The upper surface of the wing is made from 230 g m−2 woven prepreg carbon fibre. This is reinforced by a second layer of woven fabric composed of a spanwise strip along the wing quarter chord line, reinforcing the point at which the wings are attached to the hinges and a location with high cross-section curvature, where it adds the most to the wing's bending stiffness. Six perpendicular strips are also cut into this layer to add to the trailing edge stiffness, with additional reinforcement on the inside edge of the wing, to minimize the risk of cracking or fraying of the edges as the wings slide over each other during folding (figure 3d).
The two rotating segments are geared together to ensure symmetry, and are driven by a single 6.5 g servo (MKS DS65 K) with a maximum torque of 0.22 Nm. The rotating wing segments are attached with screws to the acteal gears, via a 3D printed piece which matches the cambered wing surface to the flat gear. A 6 mm diameter aluminium rod runs through each wing into a bearing which is bonded in turn to the fuselage, which is reinforced at the wing attachment point by a 1 mm carbon plate. Two additional bearings are bonded to the centre segment, through which it is bolted to the main wings, allowing the wings to rotate beneath it, while keeping the shafts partially supported at the upper surface.
The internal components of the vehicle can be seen in figure 3e, showing the servos used for wing deployment and tail control surface actuation, the motor for aerial propulsion and the custom aluminium gas tank used to store high pressure CO2 for underwater take-off (table 2). This is all contained in a streamlined Kevlar fuselage which can be separated by a screw connection to access internal components without compromising the waterproofing (this connection is located just ahead of the wing leading edge, joining the rear, blue coloured section to the forward yellow section). While the vehicle fuselage was designed to be as slender as possible to minimize drag and impact forces, the cross section was primarily determined by the need to accommodate the internal components while allowing easy disassembly. The nose shape is a revolved NACA 0010 aerofoil, chosen to accommodate the propulsion motor, batteries and desired propeller.
3. Wind and water tunnel testing
The AquaMAV was tested at scale in a wind tunnel, in order to evaluate the performance of the wing and the vehicle's longitudinal stability. Aerodynamic coefficients were evaluated and used to predict dive trajectories at various heights and speeds, as well as estimate the vehicle's penetration into the water.
3.1. Wind tunnel experimental set-up
Tests were conducted in a closed circuit wind tunnel, with a 0.95 × 0.95 m working section. Wind speed was measured and controlled using a pitot probe, compensated for changes in ambient conditions. During tests, airspeed was maintained to within 0.5% of demanded velocity.
The vehicle was mounted to a six-axis force balance (ATI Gamma IP68) via a 0.5 m streamlined steel sting, such that the centre of the fuselage was located 0.45 m above the tunnel floor at 0° angle of attack. The force balance was in turn attached to a worm drive, which was used to vary the vehicle angle of attack, α. The 200 step/rev stepper motor used to drive the worm gear gave an accuracy of after the 1 : 150 reduction in the worm drive (figure 4a).
========
» To do
Continue the text on the AquaMAV's design and wind tunnel testing from the point where it stops. The items after this text are separate material and have no connection to it.

» Dataset rows
========
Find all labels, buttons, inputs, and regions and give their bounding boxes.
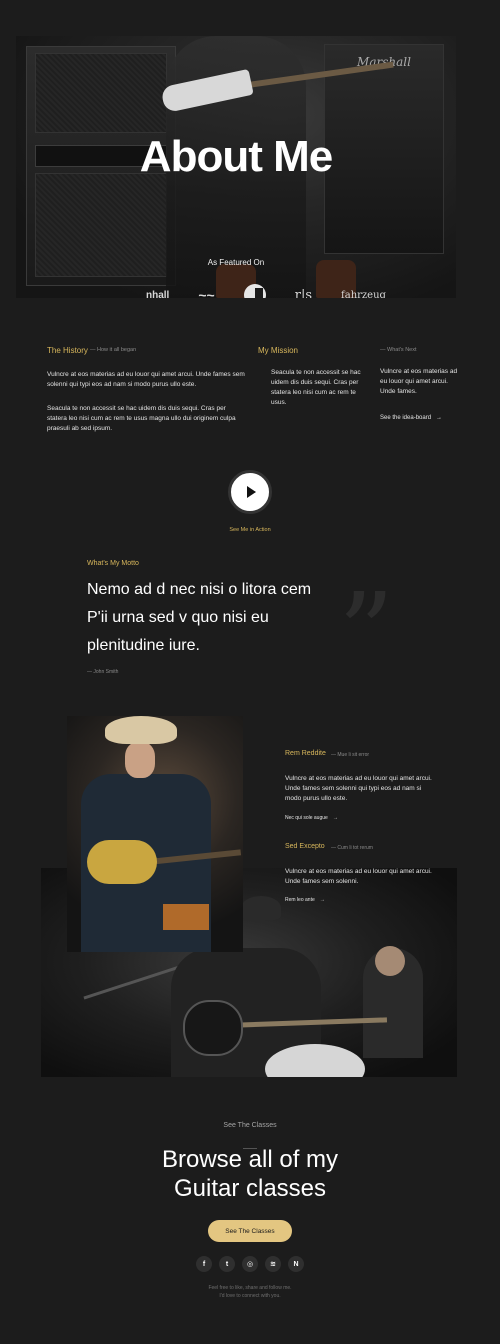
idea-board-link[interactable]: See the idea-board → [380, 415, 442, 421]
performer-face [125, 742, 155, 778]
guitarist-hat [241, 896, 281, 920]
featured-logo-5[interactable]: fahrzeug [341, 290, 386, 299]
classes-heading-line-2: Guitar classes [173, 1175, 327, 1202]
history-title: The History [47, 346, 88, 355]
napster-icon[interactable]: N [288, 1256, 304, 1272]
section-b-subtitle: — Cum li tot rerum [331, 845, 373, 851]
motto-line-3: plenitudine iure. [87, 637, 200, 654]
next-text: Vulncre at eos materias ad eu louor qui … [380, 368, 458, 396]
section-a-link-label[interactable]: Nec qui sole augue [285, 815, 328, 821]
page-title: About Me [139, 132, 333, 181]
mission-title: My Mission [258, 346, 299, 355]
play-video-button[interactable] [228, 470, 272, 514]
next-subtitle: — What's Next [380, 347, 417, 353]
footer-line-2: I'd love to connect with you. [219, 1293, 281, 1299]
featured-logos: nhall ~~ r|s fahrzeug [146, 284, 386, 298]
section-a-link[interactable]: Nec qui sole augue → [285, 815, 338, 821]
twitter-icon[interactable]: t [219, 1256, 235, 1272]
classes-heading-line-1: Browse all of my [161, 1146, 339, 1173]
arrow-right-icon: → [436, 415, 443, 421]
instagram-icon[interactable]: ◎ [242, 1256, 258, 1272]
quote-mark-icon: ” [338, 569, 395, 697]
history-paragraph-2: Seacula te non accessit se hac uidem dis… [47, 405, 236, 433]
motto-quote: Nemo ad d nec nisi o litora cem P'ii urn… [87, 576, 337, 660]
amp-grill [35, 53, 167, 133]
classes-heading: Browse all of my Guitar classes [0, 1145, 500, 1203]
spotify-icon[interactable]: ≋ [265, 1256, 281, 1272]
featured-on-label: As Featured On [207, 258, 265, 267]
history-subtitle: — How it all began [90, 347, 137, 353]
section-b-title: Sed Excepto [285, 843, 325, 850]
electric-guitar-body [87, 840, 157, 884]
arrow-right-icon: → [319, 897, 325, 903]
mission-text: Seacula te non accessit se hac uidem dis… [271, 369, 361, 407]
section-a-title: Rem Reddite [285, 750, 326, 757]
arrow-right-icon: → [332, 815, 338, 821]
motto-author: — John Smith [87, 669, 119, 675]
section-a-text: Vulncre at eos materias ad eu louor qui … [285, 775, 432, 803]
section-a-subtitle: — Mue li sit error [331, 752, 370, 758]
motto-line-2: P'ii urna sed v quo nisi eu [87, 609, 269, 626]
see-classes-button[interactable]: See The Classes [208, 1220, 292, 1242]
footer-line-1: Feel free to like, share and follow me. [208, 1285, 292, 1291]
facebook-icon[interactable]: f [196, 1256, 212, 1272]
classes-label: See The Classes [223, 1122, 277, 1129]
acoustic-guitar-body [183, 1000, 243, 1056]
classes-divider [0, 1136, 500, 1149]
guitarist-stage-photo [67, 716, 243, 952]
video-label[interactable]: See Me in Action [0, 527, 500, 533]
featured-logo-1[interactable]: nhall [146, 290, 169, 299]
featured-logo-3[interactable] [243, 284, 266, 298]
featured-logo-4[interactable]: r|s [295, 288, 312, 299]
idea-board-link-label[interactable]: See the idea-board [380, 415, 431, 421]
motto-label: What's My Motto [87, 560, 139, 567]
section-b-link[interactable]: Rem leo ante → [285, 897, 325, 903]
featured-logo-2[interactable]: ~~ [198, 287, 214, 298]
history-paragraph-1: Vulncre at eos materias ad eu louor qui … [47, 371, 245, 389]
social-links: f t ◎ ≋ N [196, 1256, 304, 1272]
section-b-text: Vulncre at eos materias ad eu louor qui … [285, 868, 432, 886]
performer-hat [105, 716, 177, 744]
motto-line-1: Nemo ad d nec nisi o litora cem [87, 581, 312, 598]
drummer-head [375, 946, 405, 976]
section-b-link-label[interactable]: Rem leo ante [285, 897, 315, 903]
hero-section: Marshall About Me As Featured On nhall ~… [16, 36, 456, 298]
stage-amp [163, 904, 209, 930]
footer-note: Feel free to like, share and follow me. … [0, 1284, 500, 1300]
========
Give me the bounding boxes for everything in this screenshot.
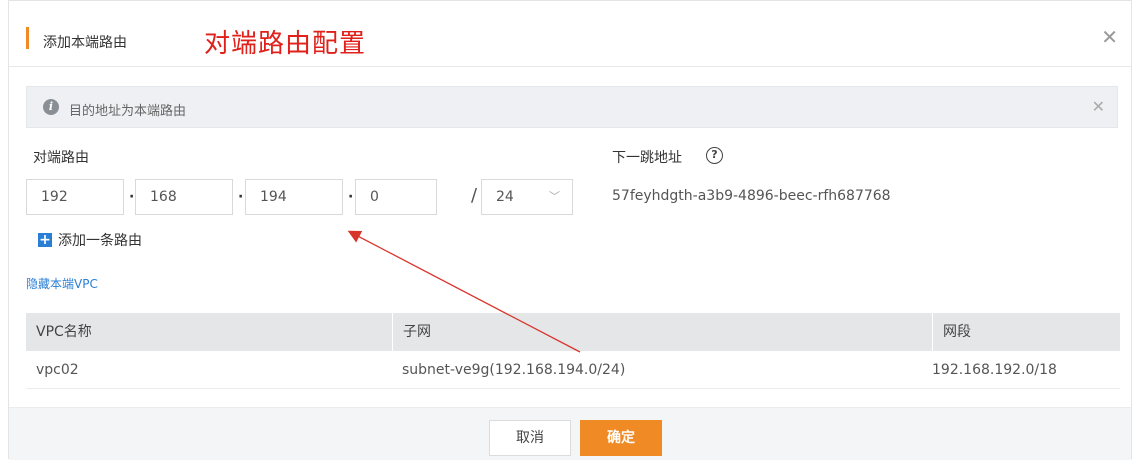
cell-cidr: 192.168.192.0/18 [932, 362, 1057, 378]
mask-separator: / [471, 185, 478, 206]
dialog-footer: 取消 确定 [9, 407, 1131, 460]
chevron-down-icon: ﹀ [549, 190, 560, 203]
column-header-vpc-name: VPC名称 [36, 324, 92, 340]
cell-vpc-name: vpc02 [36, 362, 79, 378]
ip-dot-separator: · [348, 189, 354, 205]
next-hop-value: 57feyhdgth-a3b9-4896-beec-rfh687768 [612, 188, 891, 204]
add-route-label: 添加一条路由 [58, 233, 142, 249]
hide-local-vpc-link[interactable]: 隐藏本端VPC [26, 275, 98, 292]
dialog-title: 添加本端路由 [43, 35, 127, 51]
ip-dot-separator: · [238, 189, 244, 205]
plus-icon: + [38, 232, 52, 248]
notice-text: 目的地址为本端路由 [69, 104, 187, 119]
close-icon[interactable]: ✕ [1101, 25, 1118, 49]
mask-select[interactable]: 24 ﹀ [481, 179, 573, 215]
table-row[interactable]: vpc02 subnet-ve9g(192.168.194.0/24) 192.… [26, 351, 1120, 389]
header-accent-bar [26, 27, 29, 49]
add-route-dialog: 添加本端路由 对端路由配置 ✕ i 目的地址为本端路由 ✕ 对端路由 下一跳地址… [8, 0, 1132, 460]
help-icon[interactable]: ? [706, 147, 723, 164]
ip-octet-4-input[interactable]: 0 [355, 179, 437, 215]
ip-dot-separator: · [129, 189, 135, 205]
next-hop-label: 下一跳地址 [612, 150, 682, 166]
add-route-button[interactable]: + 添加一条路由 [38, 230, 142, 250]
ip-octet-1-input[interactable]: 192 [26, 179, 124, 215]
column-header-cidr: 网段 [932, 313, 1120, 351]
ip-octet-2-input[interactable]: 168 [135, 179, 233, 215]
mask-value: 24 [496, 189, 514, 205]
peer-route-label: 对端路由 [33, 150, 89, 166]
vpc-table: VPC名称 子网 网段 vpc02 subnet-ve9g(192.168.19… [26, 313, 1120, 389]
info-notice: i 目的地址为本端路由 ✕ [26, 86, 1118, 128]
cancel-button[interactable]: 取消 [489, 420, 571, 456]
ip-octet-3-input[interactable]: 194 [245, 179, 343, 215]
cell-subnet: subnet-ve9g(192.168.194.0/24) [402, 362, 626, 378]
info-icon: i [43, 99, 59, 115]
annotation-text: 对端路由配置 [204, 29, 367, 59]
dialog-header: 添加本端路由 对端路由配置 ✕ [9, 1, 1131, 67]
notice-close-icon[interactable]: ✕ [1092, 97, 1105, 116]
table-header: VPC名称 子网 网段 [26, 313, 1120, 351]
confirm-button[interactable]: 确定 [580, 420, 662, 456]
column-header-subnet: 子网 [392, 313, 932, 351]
========
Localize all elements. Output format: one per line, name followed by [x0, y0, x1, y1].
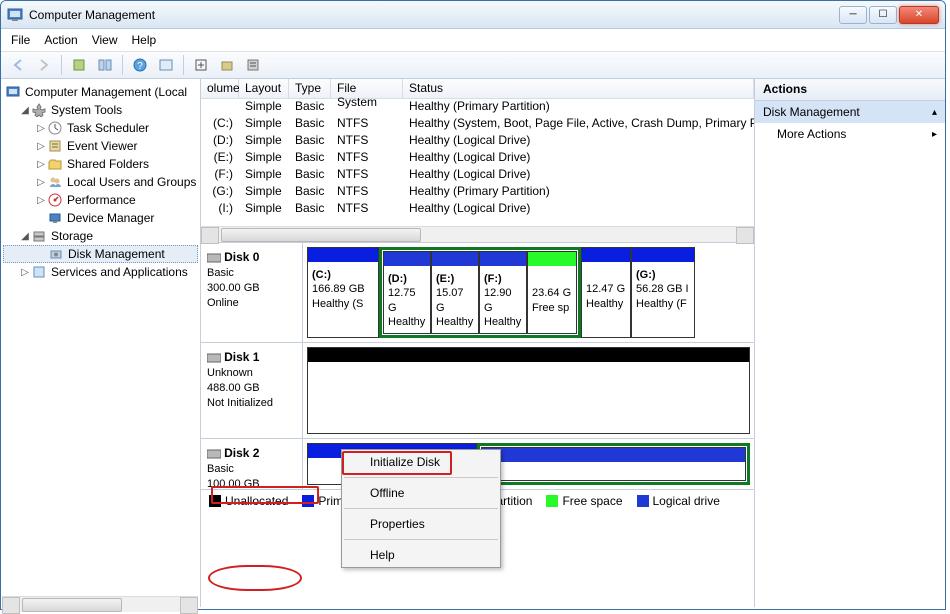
========
» Result of the task
The force balance had a calibrated range of 100 N in each axis, and 10 Nm in torque, with force and torque resolutions of 25 mN and 1.25 mNm, respectively. Data from this sensor were sampled at 10 kHz, averaging 1000 samples per recorded reading. During testing, zero readings were recorded for 60 s before and after the tunnel was run and averaged together to account for sensor drift. Aerodynamic forces were also recorded for 60 s, once the tunnel had reached the demanded speed.
The wind tunnel, force balance and worm drive were all operated using LabView, which was also used to control the wing servo, allowing the effect of wing sweep angle to be evaluated. The open wing was tested from −6° to 24° angle of attack, in 2° increments at its design flight speed, 10 m s−1, to elucidate the complete stalling behaviour of the wing. The wing was also tested at different sweep angles, sweeping the wings backward in 10° increments from fully open (0°) to fully closed (90°), also at 10 m s−1. The fuselage was also tested with wings, propeller and empennage removed to evaluate the different drag contributions, and to calculate separate aerodynamic coefficients for the wings and fin, so that any pitch damping effects could be accounted for in §5.
It was necessary for the wing to have some compliance in order to fold, as well as being as thin as possible to reduce weight. In order to evaluate the effect of this compliance, a rigid wing with the same planform and camber profile was fabricated from a 2 mm thick aluminium plate, and tested separately, so that a performance comparison could be made.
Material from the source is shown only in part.